== Document section ==
***

James Gillick (born 1972, Norfolk)  is an artist working in the figurative tradition. He works in his studio in Louth, Lincolnshire. He is known for painting still-life work alongside other subject matter including game paintings, portraits, horse paintings, as well as church re-ordering and gilding.

Life and work
Gillick gained a degree in Landscape Architecture from Cheltenham and Gloucester College in 1993. He is the son of Catholic activist Victoria Gillick and theatre set designer and former UKIP county councilor Gordon Gillick.

James Gillick has an identical twin, sculptor Theodore Gillick. He is a cousin to 2002 Turner Prize nominee Liam Gillick, and his great uncle and aunt were sculptor Ernest Gillick and medallist Mary Gillick.

Gillick is remarked as having an especial affection for the Flemish, Dutch and Spanish masters of the 17th century, particularly Velázquez and work in the Bodegón style. Using techniques of their era, Gillick claims to handcraft all the materials he uses within his studio; including oil paints, waxes, glues, varnishes, canvases and stretchers. He uses a limited palette of six colors plus black and white, having prepared the oils from ground pigments.

In 1998 he won a commission to paint Margaret Thatcher. The three-quarter length portrait was commissioned by the University of Buckingham to commemorate her six years as the chancellor of Britain's only private university. Thatcher is recorded as having been delighted with her portrait and supposedly commented, ‘Can I thank the artist for doing the impossible – a kind portrait of me in a way I would like to be remembered.’

In 2005, a portrait of Pope John Paul II commissioned by The Bishop of Nottingham, the Rt Rev. Malcolm McMahon, was completed. The portrait, as of 2009, hung in the Lady Chapel at St Barnabas' Cathedral in Nottingham, and an identical copy toured the country's parishes on request.

***

[Stored data]

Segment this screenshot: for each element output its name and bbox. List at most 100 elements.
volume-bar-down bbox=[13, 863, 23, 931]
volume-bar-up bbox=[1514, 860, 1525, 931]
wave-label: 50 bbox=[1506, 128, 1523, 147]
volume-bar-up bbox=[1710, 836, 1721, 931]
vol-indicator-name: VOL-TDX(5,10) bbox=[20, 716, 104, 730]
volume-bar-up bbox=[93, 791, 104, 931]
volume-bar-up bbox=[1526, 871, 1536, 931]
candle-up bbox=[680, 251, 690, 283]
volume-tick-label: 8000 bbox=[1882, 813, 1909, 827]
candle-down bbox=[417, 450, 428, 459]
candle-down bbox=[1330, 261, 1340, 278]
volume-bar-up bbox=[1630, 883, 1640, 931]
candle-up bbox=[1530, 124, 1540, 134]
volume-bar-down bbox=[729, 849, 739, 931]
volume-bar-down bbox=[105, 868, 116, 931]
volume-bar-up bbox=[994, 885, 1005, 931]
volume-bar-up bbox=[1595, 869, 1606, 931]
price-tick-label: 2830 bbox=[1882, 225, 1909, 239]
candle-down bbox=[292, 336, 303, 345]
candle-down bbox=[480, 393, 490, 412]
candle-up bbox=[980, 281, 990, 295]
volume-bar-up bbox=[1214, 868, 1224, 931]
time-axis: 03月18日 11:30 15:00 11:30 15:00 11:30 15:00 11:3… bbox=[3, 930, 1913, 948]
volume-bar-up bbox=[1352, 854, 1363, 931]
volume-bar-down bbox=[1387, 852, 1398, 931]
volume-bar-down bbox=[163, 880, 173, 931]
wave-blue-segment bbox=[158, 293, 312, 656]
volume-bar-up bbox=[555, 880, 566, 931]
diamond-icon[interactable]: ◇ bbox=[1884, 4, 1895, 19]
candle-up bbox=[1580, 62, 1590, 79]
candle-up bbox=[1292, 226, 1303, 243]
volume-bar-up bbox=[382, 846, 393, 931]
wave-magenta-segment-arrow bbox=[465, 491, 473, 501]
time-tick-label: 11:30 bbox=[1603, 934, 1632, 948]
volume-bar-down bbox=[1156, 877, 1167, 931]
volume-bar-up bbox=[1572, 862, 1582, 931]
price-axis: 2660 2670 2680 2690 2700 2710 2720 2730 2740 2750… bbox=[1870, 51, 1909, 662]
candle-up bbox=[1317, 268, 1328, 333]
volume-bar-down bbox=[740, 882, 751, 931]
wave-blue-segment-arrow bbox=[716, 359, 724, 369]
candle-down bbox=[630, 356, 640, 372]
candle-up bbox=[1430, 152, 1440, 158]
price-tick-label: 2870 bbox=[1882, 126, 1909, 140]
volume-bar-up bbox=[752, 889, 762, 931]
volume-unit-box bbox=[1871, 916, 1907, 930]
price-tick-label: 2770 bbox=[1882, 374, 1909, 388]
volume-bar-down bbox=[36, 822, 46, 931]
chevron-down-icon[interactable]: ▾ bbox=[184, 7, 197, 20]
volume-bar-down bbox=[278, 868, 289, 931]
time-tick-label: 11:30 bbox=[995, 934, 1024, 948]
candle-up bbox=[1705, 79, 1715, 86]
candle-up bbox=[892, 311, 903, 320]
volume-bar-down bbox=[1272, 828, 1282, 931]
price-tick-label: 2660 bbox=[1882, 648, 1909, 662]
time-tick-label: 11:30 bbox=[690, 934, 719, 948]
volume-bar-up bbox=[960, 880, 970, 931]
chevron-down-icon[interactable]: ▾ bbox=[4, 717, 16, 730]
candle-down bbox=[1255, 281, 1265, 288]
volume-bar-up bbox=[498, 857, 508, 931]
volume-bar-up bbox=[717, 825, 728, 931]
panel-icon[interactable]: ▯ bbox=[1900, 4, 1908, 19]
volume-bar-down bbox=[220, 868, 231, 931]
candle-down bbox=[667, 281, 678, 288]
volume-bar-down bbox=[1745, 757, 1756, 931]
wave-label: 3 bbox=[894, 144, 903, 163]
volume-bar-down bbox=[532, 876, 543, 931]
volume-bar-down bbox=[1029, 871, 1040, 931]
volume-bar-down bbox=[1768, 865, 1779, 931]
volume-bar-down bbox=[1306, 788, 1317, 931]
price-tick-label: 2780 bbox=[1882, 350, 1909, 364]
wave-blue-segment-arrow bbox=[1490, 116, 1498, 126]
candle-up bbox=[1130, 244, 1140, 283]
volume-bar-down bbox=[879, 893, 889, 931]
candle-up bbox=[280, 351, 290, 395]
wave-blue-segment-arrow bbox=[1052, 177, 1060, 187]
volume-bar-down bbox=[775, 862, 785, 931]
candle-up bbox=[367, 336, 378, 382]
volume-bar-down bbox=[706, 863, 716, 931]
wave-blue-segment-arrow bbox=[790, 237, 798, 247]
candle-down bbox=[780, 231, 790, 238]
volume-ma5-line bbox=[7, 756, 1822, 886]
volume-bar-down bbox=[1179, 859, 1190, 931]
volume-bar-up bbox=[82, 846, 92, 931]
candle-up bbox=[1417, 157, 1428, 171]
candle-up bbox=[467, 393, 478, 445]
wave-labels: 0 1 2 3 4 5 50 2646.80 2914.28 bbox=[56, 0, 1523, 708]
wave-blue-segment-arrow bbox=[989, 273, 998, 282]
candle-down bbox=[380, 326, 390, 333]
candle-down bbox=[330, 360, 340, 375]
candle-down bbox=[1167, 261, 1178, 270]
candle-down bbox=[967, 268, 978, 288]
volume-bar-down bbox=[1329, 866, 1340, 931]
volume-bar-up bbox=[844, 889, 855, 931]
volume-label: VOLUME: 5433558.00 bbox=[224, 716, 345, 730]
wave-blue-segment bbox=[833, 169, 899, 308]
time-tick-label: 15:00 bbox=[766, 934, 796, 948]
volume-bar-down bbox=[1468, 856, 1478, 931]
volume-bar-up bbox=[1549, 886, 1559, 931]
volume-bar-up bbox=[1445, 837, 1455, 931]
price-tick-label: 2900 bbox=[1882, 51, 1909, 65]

***

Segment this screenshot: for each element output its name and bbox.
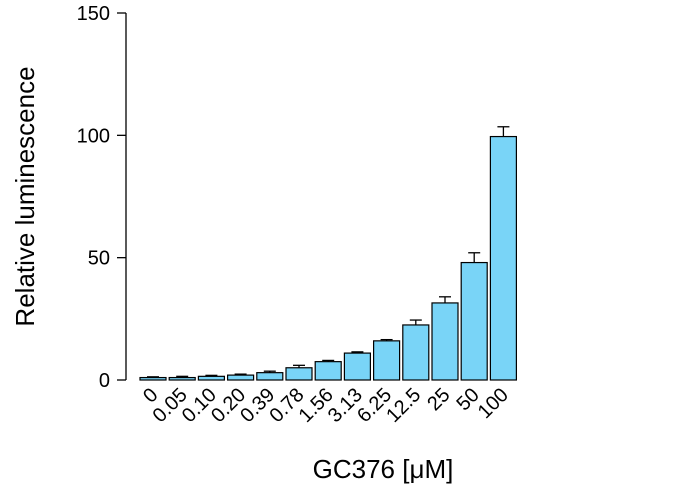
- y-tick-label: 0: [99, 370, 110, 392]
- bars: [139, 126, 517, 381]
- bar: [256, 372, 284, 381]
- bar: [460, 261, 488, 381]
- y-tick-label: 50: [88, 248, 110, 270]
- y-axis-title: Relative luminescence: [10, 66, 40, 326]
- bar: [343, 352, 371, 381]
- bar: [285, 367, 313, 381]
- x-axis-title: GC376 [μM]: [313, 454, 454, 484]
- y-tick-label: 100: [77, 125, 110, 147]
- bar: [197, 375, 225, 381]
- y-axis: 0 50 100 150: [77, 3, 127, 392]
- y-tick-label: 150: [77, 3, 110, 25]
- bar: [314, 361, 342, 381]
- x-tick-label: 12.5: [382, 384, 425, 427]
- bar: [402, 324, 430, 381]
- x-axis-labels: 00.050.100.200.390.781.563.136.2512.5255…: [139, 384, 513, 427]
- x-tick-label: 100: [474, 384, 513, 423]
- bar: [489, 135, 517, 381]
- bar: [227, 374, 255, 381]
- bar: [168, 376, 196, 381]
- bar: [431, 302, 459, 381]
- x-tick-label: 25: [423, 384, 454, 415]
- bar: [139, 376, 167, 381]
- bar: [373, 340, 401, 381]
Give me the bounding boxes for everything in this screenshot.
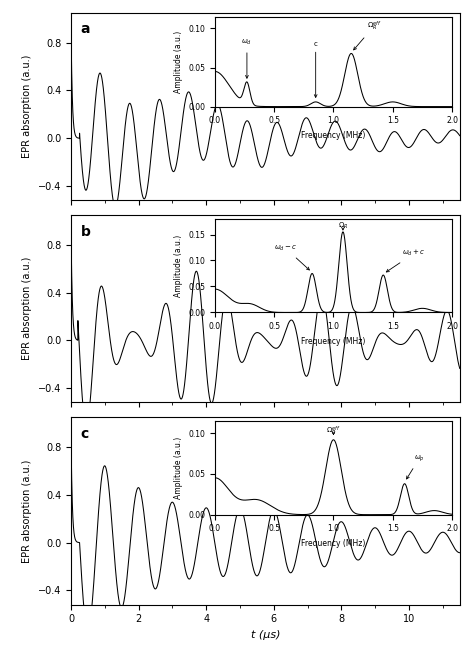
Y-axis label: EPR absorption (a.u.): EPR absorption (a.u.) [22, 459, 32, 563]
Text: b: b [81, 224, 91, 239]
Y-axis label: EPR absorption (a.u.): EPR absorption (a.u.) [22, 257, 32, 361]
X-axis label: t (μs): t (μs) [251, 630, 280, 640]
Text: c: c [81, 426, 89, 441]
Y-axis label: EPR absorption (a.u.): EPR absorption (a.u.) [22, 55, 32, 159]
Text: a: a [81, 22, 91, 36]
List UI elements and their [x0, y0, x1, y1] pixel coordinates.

***

== Written problem A ==
From the biography of the painter James Gillick, extract the part that opens with the words containing "James Gillick (born" and closes with "re-ordering and gilding.".
== Written problem B ==
Write what comes next in the biography of the painter James Gillick, starting after its final sentence.

== Exercise response A ==
James Gillick (born 1972, Norfolk)  is an artist working in the figurative tradition. He works in his studio in Louth, Lincolnshire. He is known for painting still-life work alongside other subject matter including game paintings, portraits, horse paintings, as well as church re-ordering and gilding.

== Exercise response B ==
Gillick also completed various church restorations including at the churches of St Gregory and St Augustine in Summertown, Oxford. This work includes a new reredos where panels are painted featuring the patron saints St Augustine, St Gregory and the Virgin and child, plus a further ten panels in a type of iconostasis.

Exhibitions 
Gillick's work has been exhibited at Jonathan Cooper's Park Walk Gallery, London consistently since 2000 and has been included in several mixed exhibitions including; Royal Institute of Oil Painters, Mall Galleries and the Royal Society of Portrait Painters also at the Mall Galleries.

His work has also been exhibited at various art fairs including; Olympia Fine Art and Antiques Fair, BADA British Antiques and Fine Art Fair and the London Art Fair. He is often included in the annual RHS Chelsea Flower Show, the CLA Game Fair and the Burghley Horse Trials.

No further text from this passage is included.